◆ Work to complete ◆
Repeat the whole listing exactly as written.

(Recorded data)
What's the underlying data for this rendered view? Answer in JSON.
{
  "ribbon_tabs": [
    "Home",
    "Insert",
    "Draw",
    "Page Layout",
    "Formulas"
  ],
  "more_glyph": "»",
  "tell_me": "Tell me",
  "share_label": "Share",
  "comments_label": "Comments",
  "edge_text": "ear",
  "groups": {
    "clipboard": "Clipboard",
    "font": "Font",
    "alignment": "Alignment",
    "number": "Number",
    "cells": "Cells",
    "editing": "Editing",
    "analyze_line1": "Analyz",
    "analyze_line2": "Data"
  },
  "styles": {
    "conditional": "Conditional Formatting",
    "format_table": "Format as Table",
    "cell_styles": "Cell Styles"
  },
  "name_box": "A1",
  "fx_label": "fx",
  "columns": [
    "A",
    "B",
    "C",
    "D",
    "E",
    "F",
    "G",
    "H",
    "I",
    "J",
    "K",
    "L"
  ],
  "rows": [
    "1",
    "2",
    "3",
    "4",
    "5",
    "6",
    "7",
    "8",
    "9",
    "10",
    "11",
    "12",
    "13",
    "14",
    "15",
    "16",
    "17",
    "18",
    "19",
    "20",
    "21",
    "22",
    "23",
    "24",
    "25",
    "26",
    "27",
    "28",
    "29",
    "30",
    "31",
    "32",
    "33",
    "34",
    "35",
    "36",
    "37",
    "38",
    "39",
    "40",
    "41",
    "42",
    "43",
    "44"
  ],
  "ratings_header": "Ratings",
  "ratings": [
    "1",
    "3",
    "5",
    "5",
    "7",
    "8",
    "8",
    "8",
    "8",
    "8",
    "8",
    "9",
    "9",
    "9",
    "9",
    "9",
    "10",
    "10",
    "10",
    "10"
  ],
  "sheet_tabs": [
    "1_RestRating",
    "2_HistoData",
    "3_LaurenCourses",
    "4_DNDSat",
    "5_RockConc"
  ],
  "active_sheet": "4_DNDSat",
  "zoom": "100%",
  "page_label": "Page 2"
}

◆ Answer in full ◆
What's the underlying data for this rendered view? Answer in JSON.
{
  "ribbon_tabs": [
    "Home",
    "Insert",
    "Draw",
    "Page Layout",
    "Formulas"
  ],
  "more_glyph": "»",
  "tell_me": "Tell me",
  "share_label": "Share",
  "comments_label": "Comments",
  "edge_text": "ear",
  "groups": {
    "clipboard": "Clipboard",
    "font": "Font",
    "alignment": "Alignment",
    "number": "Number",
    "cells": "Cells",
    "editing": "Editing",
    "analyze_line1": "Analyz",
    "analyze_line2": "Data"
  },
  "styles": {
    "conditional": "Conditional Formatting",
    "format_table": "Format as Table",
    "cell_styles": "Cell Styles"
  },
  "name_box": "A1",
  "fx_label": "fx",
  "columns": [
    "A",
    "B",
    "C",
    "D",
    "E",
    "F",
    "G",
    "H",
    "I",
    "J",
    "K",
    "L"
  ],
  "rows": [
    "1",
    "2",
    "3",
    "4",
    "5",
    "6",
    "7",
    "8",
    "9",
    "10",
    "11",
    "12",
    "13",
    "14",
    "15",
    "16",
    "17",
    "18",
    "19",
    "20",
    "21",
    "22",
    "23",
    "24",
    "25",
    "26",
    "27",
    "28",
    "29",
    "30",
    "31",
    "32",
    "33",
    "34",
    "35",
    "36",
    "37",
    "38",
    "39",
    "40",
    "41",
    "42",
    "43",
    "44"
  ],
  "ratings_header": "Ratings",
  "ratings": [
    "1",
    "3",
    "5",
    "5",
    "7",
    "8",
    "8",
    "8",
    "8",
    "8",
    "8",
    "9",
    "9",
    "9",
    "9",
    "9",
    "10",
    "10",
    "10",
    "10"
  ],
  "sheet_tabs": [
    "1_RestRating",
    "2_HistoData",
    "3_LaurenCourses",
    "4_DNDSat",
    "5_RockConc"
  ],
  "active_sheet": "4_DNDSat",
  "zoom": "100%",
  "page_label": "Page 2"
}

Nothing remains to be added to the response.